>> START SUPPLIED MATERIAL

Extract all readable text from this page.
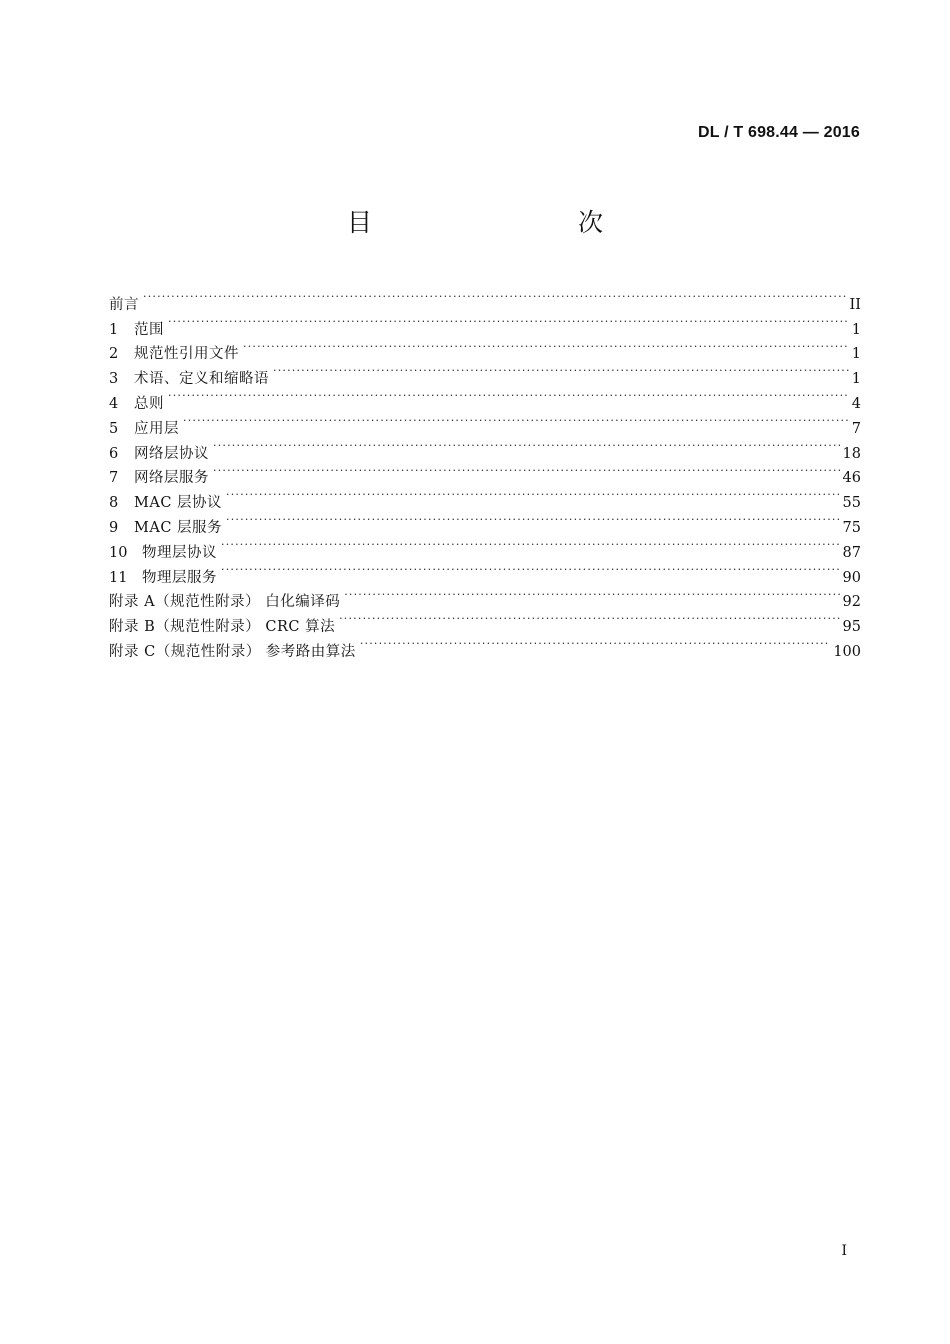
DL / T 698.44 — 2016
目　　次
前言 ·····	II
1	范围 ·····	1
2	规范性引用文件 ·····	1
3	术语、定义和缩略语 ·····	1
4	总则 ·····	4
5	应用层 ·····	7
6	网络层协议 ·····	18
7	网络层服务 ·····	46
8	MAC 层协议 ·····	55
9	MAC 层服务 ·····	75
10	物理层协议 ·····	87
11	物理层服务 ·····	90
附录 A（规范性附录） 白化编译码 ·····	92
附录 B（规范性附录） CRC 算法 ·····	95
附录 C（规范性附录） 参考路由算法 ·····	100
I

>> END SUPPLIED MATERIAL

WORK TO COMPLETE:
Pull out each line of the entries that contains "规范性附录".

SOLVED PROBLEM:
附录 A（规范性附录） 白化编译码 ·····	92
附录 B（规范性附录） CRC 算法 ·····	95
附录 C（规范性附录） 参考路由算法 ·····	100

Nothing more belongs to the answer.